** SET EXERCISE **
All of the material below is to be repeated exactly.

★ ★ ★ ★ ★

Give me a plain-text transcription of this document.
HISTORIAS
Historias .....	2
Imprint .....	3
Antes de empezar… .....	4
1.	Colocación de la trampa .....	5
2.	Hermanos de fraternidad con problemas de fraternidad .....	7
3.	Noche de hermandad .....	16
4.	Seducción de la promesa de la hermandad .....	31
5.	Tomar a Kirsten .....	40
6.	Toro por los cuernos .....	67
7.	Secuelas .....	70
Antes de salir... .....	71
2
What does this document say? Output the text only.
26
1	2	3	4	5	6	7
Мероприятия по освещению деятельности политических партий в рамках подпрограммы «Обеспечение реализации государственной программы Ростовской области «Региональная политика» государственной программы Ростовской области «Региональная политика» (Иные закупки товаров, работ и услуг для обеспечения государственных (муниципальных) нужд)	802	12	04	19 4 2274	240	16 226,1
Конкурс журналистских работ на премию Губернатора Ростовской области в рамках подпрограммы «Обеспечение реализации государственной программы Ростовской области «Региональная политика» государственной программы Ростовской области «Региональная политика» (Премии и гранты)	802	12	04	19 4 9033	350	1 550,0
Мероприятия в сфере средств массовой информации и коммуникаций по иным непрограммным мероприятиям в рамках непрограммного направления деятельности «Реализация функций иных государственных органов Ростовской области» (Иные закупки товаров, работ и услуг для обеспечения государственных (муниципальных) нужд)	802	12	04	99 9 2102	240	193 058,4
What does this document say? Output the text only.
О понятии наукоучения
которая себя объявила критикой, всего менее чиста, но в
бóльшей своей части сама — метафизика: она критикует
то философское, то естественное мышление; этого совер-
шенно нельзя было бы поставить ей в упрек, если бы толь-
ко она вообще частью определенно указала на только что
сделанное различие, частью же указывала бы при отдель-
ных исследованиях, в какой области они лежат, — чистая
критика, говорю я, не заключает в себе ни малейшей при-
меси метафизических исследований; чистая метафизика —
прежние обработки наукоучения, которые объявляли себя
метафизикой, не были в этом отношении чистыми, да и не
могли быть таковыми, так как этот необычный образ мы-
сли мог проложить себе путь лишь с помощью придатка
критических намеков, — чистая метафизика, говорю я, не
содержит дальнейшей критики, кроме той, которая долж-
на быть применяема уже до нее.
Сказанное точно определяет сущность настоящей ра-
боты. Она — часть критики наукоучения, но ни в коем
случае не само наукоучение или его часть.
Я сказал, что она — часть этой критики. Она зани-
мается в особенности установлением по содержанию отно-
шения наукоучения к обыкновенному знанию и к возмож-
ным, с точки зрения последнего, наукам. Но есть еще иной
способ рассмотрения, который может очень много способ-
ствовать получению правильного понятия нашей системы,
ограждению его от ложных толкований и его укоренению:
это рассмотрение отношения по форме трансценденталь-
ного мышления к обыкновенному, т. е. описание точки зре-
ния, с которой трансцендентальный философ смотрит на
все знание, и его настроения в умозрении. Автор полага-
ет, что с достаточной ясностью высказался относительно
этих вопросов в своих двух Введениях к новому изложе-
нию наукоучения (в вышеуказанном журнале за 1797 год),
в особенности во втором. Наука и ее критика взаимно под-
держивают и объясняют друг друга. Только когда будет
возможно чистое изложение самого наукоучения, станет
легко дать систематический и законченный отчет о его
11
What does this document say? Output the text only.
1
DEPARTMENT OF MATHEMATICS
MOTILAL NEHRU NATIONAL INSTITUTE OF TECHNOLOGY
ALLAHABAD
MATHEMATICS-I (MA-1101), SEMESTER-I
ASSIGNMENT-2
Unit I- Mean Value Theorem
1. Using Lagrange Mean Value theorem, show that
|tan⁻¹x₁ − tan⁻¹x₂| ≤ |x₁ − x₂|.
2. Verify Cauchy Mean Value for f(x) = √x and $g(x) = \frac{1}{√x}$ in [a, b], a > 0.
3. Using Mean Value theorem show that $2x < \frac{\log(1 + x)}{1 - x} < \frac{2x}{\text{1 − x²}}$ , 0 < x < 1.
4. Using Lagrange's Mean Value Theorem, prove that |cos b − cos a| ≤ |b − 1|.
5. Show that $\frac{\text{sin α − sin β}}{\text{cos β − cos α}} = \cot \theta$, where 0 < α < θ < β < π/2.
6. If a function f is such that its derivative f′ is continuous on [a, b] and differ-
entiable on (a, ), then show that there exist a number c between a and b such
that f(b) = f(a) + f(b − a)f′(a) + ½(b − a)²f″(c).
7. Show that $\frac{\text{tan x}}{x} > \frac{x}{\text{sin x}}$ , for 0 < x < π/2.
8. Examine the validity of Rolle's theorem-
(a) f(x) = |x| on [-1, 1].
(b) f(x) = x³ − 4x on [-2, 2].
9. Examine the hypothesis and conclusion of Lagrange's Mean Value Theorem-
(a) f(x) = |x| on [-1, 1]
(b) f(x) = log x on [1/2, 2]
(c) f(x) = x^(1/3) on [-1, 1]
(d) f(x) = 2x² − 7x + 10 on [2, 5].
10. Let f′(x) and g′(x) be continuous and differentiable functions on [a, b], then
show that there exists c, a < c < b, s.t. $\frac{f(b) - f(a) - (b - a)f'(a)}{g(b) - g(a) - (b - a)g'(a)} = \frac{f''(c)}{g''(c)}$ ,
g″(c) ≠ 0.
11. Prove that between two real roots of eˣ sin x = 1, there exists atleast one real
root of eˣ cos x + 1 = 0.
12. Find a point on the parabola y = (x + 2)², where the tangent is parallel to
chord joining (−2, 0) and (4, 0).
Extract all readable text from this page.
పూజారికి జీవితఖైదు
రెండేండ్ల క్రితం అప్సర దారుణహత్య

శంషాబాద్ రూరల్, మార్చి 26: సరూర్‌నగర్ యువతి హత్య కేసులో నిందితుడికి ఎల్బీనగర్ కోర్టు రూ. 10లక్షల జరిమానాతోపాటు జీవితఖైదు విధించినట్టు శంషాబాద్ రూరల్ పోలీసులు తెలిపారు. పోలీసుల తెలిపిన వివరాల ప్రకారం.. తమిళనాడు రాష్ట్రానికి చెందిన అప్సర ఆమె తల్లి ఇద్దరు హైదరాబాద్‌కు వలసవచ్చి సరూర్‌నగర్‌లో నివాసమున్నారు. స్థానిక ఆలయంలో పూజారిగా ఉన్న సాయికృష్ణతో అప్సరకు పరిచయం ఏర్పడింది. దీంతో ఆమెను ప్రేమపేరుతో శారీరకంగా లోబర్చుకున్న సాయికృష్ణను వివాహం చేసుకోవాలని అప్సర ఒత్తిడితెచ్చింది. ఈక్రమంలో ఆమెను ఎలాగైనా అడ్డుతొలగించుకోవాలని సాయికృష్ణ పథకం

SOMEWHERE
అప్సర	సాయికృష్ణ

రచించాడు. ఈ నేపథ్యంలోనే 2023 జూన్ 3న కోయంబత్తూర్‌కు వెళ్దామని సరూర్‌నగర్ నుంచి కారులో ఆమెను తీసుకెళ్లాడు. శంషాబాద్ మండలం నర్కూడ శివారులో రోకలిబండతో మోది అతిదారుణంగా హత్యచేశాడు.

★ ★ ★ ★ ★

** RESPONSE TO THE TASK **
Give me a plain-text transcription of this document.
HISTORIAS
Historias .....	2
Imprint .....	3
Antes de empezar… .....	4
1.	Colocación de la trampa .....	5
2.	Hermanos de fraternidad con problemas de fraternidad .....	7
3.	Noche de hermandad .....	16
4.	Seducción de la promesa de la hermandad .....	31
5.	Tomar a Kirsten .....	40
6.	Toro por los cuernos .....	67
7.	Secuelas .....	70
Antes de salir... .....	71
2
What does this document say? Output the text only.
26
1	2	3	4	5	6	7
Мероприятия по освещению деятельности политических партий в рамках подпрограммы «Обеспечение реализации государственной программы Ростовской области «Региональная политика» государственной программы Ростовской области «Региональная политика» (Иные закупки товаров, работ и услуг для обеспечения государственных (муниципальных) нужд)	802	12	04	19 4 2274	240	16 226,1
Конкурс журналистских работ на премию Губернатора Ростовской области в рамках подпрограммы «Обеспечение реализации государственной программы Ростовской области «Региональная политика» государственной программы Ростовской области «Региональная политика» (Премии и гранты)	802	12	04	19 4 9033	350	1 550,0
Мероприятия в сфере средств массовой информации и коммуникаций по иным непрограммным мероприятиям в рамках непрограммного направления деятельности «Реализация функций иных государственных органов Ростовской области» (Иные закупки товаров, работ и услуг для обеспечения государственных (муниципальных) нужд)	802	12	04	99 9 2102	240	193 058,4
What does this document say? Output the text only.
О понятии наукоучения
которая себя объявила критикой, всего менее чиста, но в
бóльшей своей части сама — метафизика: она критикует
то философское, то естественное мышление; этого совер-
шенно нельзя было бы поставить ей в упрек, если бы толь-
ко она вообще частью определенно указала на только что
сделанное различие, частью же указывала бы при отдель-
ных исследованиях, в какой области они лежат, — чистая
критика, говорю я, не заключает в себе ни малейшей при-
меси метафизических исследований; чистая метафизика —
прежние обработки наукоучения, которые объявляли себя
метафизикой, не были в этом отношении чистыми, да и не
могли быть таковыми, так как этот необычный образ мы-
сли мог проложить себе путь лишь с помощью придатка
критических намеков, — чистая метафизика, говорю я, не
содержит дальнейшей критики, кроме той, которая долж-
на быть применяема уже до нее.
Сказанное точно определяет сущность настоящей ра-
боты. Она — часть критики наукоучения, но ни в коем
случае не само наукоучение или его часть.
Я сказал, что она — часть этой критики. Она зани-
мается в особенности установлением по содержанию отно-
шения наукоучения к обыкновенному знанию и к возмож-
ным, с точки зрения последнего, наукам. Но есть еще иной
способ рассмотрения, который может очень много способ-
ствовать получению правильного понятия нашей системы,
ограждению его от ложных толкований и его укоренению:
это рассмотрение отношения по форме трансценденталь-
ного мышления к обыкновенному, т. е. описание точки зре-
ния, с которой трансцендентальный философ смотрит на
все знание, и его настроения в умозрении. Автор полага-
ет, что с достаточной ясностью высказался относительно
этих вопросов в своих двух Введениях к новому изложе-
нию наукоучения (в вышеуказанном журнале за 1797 год),
в особенности во втором. Наука и ее критика взаимно под-
держивают и объясняют друг друга. Только когда будет
возможно чистое изложение самого наукоучения, станет
легко дать систематический и законченный отчет о его
11
What does this document say? Output the text only.
1
DEPARTMENT OF MATHEMATICS
MOTILAL NEHRU NATIONAL INSTITUTE OF TECHNOLOGY
ALLAHABAD
MATHEMATICS-I (MA-1101), SEMESTER-I
ASSIGNMENT-2
Unit I- Mean Value Theorem
1. Using Lagrange Mean Value theorem, show that
|tan⁻¹x₁ − tan⁻¹x₂| ≤ |x₁ − x₂|.
2. Verify Cauchy Mean Value for f(x) = √x and $g(x) = \frac{1}{√x}$ in [a, b], a > 0.
3. Using Mean Value theorem show that $2x < \frac{\log(1 + x)}{1 - x} < \frac{2x}{\text{1 − x²}}$ , 0 < x < 1.
4. Using Lagrange's Mean Value Theorem, prove that |cos b − cos a| ≤ |b − 1|.
5. Show that $\frac{\text{sin α − sin β}}{\text{cos β − cos α}} = \cot \theta$, where 0 < α < θ < β < π/2.
6. If a function f is such that its derivative f′ is continuous on [a, b] and differ-
entiable on (a, ), then show that there exist a number c between a and b such
that f(b) = f(a) + f(b − a)f′(a) + ½(b − a)²f″(c).
7. Show that $\frac{\text{tan x}}{x} > \frac{x}{\text{sin x}}$ , for 0 < x < π/2.
8. Examine the validity of Rolle's theorem-
(a) f(x) = |x| on [-1, 1].
(b) f(x) = x³ − 4x on [-2, 2].
9. Examine the hypothesis and conclusion of Lagrange's Mean Value Theorem-
(a) f(x) = |x| on [-1, 1]
(b) f(x) = log x on [1/2, 2]
(c) f(x) = x^(1/3) on [-1, 1]
(d) f(x) = 2x² − 7x + 10 on [2, 5].
10. Let f′(x) and g′(x) be continuous and differentiable functions on [a, b], then
show that there exists c, a < c < b, s.t. $\frac{f(b) - f(a) - (b - a)f'(a)}{g(b) - g(a) - (b - a)g'(a)} = \frac{f''(c)}{g''(c)}$ ,
g″(c) ≠ 0.
11. Prove that between two real roots of eˣ sin x = 1, there exists atleast one real
root of eˣ cos x + 1 = 0.
12. Find a point on the parabola y = (x + 2)², where the tangent is parallel to
chord joining (−2, 0) and (4, 0).
Extract all readable text from this page.
పూజారికి జీవితఖైదు
రెండేండ్ల క్రితం అప్సర దారుణహత్య

శంషాబాద్ రూరల్, మార్చి 26: సరూర్‌నగర్ యువతి హత్య కేసులో నిందితుడికి ఎల్బీనగర్ కోర్టు రూ. 10లక్షల జరిమానాతోపాటు జీవితఖైదు విధించినట్టు శంషాబాద్ రూరల్ పోలీసులు తెలిపారు. పోలీసుల తెలిపిన వివరాల ప్రకారం.. తమిళనాడు రాష్ట్రానికి చెందిన అప్సర ఆమె తల్లి ఇద్దరు హైదరాబాద్‌కు వలసవచ్చి సరూర్‌నగర్‌లో నివాసమున్నారు. స్థానిక ఆలయంలో పూజారిగా ఉన్న సాయికృష్ణతో అప్సరకు పరిచయం ఏర్పడింది. దీంతో ఆమెను ప్రేమపేరుతో శారీరకంగా లోబర్చుకున్న సాయికృష్ణను వివాహం చేసుకోవాలని అప్సర ఒత్తిడితెచ్చింది. ఈక్రమంలో ఆమెను ఎలాగైనా అడ్డుతొలగించుకోవాలని సాయికృష్ణ పథకం

SOMEWHERE
అప్సర	సాయికృష్ణ

రచించాడు. ఈ నేపథ్యంలోనే 2023 జూన్ 3న కోయంబత్తూర్‌కు వెళ్దామని సరూర్‌నగర్ నుంచి కారులో ఆమెను తీసుకెళ్లాడు. శంషాబాద్ మండలం నర్కూడ శివారులో రోకలిబండతో మోది అతిదారుణంగా హత్యచేశాడు.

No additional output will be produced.